Start of Material

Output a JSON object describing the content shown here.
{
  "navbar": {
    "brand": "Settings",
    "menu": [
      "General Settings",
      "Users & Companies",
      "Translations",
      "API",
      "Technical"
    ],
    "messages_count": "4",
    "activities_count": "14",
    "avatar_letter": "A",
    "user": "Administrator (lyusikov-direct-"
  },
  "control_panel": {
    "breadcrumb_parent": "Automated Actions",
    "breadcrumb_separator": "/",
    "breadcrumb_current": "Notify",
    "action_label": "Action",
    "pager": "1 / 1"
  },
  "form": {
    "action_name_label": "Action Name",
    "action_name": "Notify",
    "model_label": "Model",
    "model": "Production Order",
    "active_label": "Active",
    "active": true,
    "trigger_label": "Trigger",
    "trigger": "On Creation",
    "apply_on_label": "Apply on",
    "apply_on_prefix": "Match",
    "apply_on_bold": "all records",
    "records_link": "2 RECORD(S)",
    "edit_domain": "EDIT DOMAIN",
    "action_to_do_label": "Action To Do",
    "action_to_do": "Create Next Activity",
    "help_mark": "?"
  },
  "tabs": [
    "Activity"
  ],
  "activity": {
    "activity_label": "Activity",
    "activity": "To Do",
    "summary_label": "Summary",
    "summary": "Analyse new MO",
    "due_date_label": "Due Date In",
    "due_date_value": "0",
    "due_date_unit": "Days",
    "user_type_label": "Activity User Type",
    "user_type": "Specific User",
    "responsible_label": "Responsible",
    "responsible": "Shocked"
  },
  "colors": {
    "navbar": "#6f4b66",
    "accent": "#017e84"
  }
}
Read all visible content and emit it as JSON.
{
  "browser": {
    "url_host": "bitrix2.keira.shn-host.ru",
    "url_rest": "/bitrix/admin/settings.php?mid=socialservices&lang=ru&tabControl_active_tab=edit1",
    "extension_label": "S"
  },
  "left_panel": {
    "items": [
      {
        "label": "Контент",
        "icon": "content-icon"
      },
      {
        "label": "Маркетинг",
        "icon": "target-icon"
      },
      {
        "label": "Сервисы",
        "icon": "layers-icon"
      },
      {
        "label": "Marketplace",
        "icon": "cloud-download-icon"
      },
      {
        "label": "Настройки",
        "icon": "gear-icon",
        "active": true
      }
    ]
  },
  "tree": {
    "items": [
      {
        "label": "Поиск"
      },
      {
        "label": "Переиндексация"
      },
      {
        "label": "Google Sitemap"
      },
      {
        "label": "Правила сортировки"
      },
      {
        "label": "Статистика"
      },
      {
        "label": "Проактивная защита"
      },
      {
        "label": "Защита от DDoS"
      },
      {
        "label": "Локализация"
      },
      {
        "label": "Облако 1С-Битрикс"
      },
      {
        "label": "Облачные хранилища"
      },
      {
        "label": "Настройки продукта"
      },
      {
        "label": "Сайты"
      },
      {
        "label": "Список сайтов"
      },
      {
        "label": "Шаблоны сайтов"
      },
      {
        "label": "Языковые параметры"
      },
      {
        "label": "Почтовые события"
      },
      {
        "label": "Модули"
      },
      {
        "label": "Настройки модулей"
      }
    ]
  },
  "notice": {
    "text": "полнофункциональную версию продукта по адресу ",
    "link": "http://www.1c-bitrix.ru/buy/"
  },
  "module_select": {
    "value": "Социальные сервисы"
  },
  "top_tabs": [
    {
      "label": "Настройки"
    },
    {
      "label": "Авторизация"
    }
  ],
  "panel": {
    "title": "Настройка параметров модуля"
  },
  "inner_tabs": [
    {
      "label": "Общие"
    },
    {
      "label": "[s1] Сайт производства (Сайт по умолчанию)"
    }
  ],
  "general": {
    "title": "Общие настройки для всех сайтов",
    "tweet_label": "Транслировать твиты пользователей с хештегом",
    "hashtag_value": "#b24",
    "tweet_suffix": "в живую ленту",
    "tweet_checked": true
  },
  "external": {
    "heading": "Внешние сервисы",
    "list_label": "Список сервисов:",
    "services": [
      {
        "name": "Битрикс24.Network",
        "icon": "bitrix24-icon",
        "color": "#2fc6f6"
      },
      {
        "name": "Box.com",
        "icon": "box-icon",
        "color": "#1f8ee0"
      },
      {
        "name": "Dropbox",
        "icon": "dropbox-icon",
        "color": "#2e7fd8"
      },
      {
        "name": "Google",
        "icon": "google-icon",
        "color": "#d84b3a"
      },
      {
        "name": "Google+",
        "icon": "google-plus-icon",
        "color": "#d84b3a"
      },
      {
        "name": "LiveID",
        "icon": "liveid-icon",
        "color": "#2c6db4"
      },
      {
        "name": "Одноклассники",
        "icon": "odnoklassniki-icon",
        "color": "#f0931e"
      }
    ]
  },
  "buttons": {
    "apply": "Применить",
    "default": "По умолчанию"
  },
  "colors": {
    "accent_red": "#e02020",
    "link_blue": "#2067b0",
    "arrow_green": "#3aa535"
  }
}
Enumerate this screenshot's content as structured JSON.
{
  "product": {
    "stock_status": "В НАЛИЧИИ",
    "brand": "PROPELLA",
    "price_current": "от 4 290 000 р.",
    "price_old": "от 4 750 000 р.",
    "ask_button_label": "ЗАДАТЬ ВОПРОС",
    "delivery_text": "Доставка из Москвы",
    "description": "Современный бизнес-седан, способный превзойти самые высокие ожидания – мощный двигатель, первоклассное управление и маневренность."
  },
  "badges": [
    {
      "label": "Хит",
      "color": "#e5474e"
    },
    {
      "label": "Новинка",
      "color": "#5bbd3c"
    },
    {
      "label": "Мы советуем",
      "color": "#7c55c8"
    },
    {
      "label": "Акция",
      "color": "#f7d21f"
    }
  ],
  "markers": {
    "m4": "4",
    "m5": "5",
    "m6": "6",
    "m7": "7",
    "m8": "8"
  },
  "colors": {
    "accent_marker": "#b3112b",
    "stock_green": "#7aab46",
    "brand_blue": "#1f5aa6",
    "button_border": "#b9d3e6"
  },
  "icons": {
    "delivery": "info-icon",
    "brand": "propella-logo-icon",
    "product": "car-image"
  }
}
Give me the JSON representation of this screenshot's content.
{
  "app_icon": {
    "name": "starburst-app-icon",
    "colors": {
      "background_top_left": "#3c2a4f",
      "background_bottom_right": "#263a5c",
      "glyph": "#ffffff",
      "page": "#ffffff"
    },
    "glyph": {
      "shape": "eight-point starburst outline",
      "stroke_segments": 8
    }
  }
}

End of Material

§ **Aim of the task**
Restate every record exactly, leaving nothing out.

§ **In response**
Output a JSON object describing the content shown here.
{
  "navbar": {
    "brand": "Settings",
    "menu": [
      "General Settings",
      "Users & Companies",
      "Translations",
      "API",
      "Technical"
    ],
    "messages_count": "4",
    "activities_count": "14",
    "avatar_letter": "A",
    "user": "Administrator (lyusikov-direct-"
  },
  "control_panel": {
    "breadcrumb_parent": "Automated Actions",
    "breadcrumb_separator": "/",
    "breadcrumb_current": "Notify",
    "action_label": "Action",
    "pager": "1 / 1"
  },
  "form": {
    "action_name_label": "Action Name",
    "action_name": "Notify",
    "model_label": "Model",
    "model": "Production Order",
    "active_label": "Active",
    "active": true,
    "trigger_label": "Trigger",
    "trigger": "On Creation",
    "apply_on_label": "Apply on",
    "apply_on_prefix": "Match",
    "apply_on_bold": "all records",
    "records_link": "2 RECORD(S)",
    "edit_domain": "EDIT DOMAIN",
    "action_to_do_label": "Action To Do",
    "action_to_do": "Create Next Activity",
    "help_mark": "?"
  },
  "tabs": [
    "Activity"
  ],
  "activity": {
    "activity_label": "Activity",
    "activity": "To Do",
    "summary_label": "Summary",
    "summary": "Analyse new MO",
    "due_date_label": "Due Date In",
    "due_date_value": "0",
    "due_date_unit": "Days",
    "user_type_label": "Activity User Type",
    "user_type": "Specific User",
    "responsible_label": "Responsible",
    "responsible": "Shocked"
  },
  "colors": {
    "navbar": "#6f4b66",
    "accent": "#017e84"
  }
}
Read all visible content and emit it as JSON.
{
  "browser": {
    "url_host": "bitrix2.keira.shn-host.ru",
    "url_rest": "/bitrix/admin/settings.php?mid=socialservices&lang=ru&tabControl_active_tab=edit1",
    "extension_label": "S"
  },
  "left_panel": {
    "items": [
      {
        "label": "Контент",
        "icon": "content-icon"
      },
      {
        "label": "Маркетинг",
        "icon": "target-icon"
      },
      {
        "label": "Сервисы",
        "icon": "layers-icon"
      },
      {
        "label": "Marketplace",
        "icon": "cloud-download-icon"
      },
      {
        "label": "Настройки",
        "icon": "gear-icon",
        "active": true
      }
    ]
  },
  "tree": {
    "items": [
      {
        "label": "Поиск"
      },
      {
        "label": "Переиндексация"
      },
      {
        "label": "Google Sitemap"
      },
      {
        "label": "Правила сортировки"
      },
      {
        "label": "Статистика"
      },
      {
        "label": "Проактивная защита"
      },
      {
        "label": "Защита от DDoS"
      },
      {
        "label": "Локализация"
      },
      {
        "label": "Облако 1С-Битрикс"
      },
      {
        "label": "Облачные хранилища"
      },
      {
        "label": "Настройки продукта"
      },
      {
        "label": "Сайты"
      },
      {
        "label": "Список сайтов"
      },
      {
        "label": "Шаблоны сайтов"
      },
      {
        "label": "Языковые параметры"
      },
      {
        "label": "Почтовые события"
      },
      {
        "label": "Модули"
      },
      {
        "label": "Настройки модулей"
      }
    ]
  },
  "notice": {
    "text": "полнофункциональную версию продукта по адресу ",
    "link": "http://www.1c-bitrix.ru/buy/"
  },
  "module_select": {
    "value": "Социальные сервисы"
  },
  "top_tabs": [
    {
      "label": "Настройки"
    },
    {
      "label": "Авторизация"
    }
  ],
  "panel": {
    "title": "Настройка параметров модуля"
  },
  "inner_tabs": [
    {
      "label": "Общие"
    },
    {
      "label": "[s1] Сайт производства (Сайт по умолчанию)"
    }
  ],
  "general": {
    "title": "Общие настройки для всех сайтов",
    "tweet_label": "Транслировать твиты пользователей с хештегом",
    "hashtag_value": "#b24",
    "tweet_suffix": "в живую ленту",
    "tweet_checked": true
  },
  "external": {
    "heading": "Внешние сервисы",
    "list_label": "Список сервисов:",
    "services": [
      {
        "name": "Битрикс24.Network",
        "icon": "bitrix24-icon",
        "color": "#2fc6f6"
      },
      {
        "name": "Box.com",
        "icon": "box-icon",
        "color": "#1f8ee0"
      },
      {
        "name": "Dropbox",
        "icon": "dropbox-icon",
        "color": "#2e7fd8"
      },
      {
        "name": "Google",
        "icon": "google-icon",
        "color": "#d84b3a"
      },
      {
        "name": "Google+",
        "icon": "google-plus-icon",
        "color": "#d84b3a"
      },
      {
        "name": "LiveID",
        "icon": "liveid-icon",
        "color": "#2c6db4"
      },
      {
        "name": "Одноклассники",
        "icon": "odnoklassniki-icon",
        "color": "#f0931e"
      }
    ]
  },
  "buttons": {
    "apply": "Применить",
    "default": "По умолчанию"
  },
  "colors": {
    "accent_red": "#e02020",
    "link_blue": "#2067b0",
    "arrow_green": "#3aa535"
  }
}
Enumerate this screenshot's content as structured JSON.
{
  "product": {
    "stock_status": "В НАЛИЧИИ",
    "brand": "PROPELLA",
    "price_current": "от 4 290 000 р.",
    "price_old": "от 4 750 000 р.",
    "ask_button_label": "ЗАДАТЬ ВОПРОС",
    "delivery_text": "Доставка из Москвы",
    "description": "Современный бизнес-седан, способный превзойти самые высокие ожидания – мощный двигатель, первоклассное управление и маневренность."
  },
  "badges": [
    {
      "label": "Хит",
      "color": "#e5474e"
    },
    {
      "label": "Новинка",
      "color": "#5bbd3c"
    },
    {
      "label": "Мы советуем",
      "color": "#7c55c8"
    },
    {
      "label": "Акция",
      "color": "#f7d21f"
    }
  ],
  "markers": {
    "m4": "4",
    "m5": "5",
    "m6": "6",
    "m7": "7",
    "m8": "8"
  },
  "colors": {
    "accent_marker": "#b3112b",
    "stock_green": "#7aab46",
    "brand_blue": "#1f5aa6",
    "button_border": "#b9d3e6"
  },
  "icons": {
    "delivery": "info-icon",
    "brand": "propella-logo-icon",
    "product": "car-image"
  }
}
Give me the JSON representation of this screenshot's content.
{
  "app_icon": {
    "name": "starburst-app-icon",
    "colors": {
      "background_top_left": "#3c2a4f",
      "background_bottom_right": "#263a5c",
      "glyph": "#ffffff",
      "page": "#ffffff"
    },
    "glyph": {
      "shape": "eight-point starburst outline",
      "stroke_segments": 8
    }
  }
}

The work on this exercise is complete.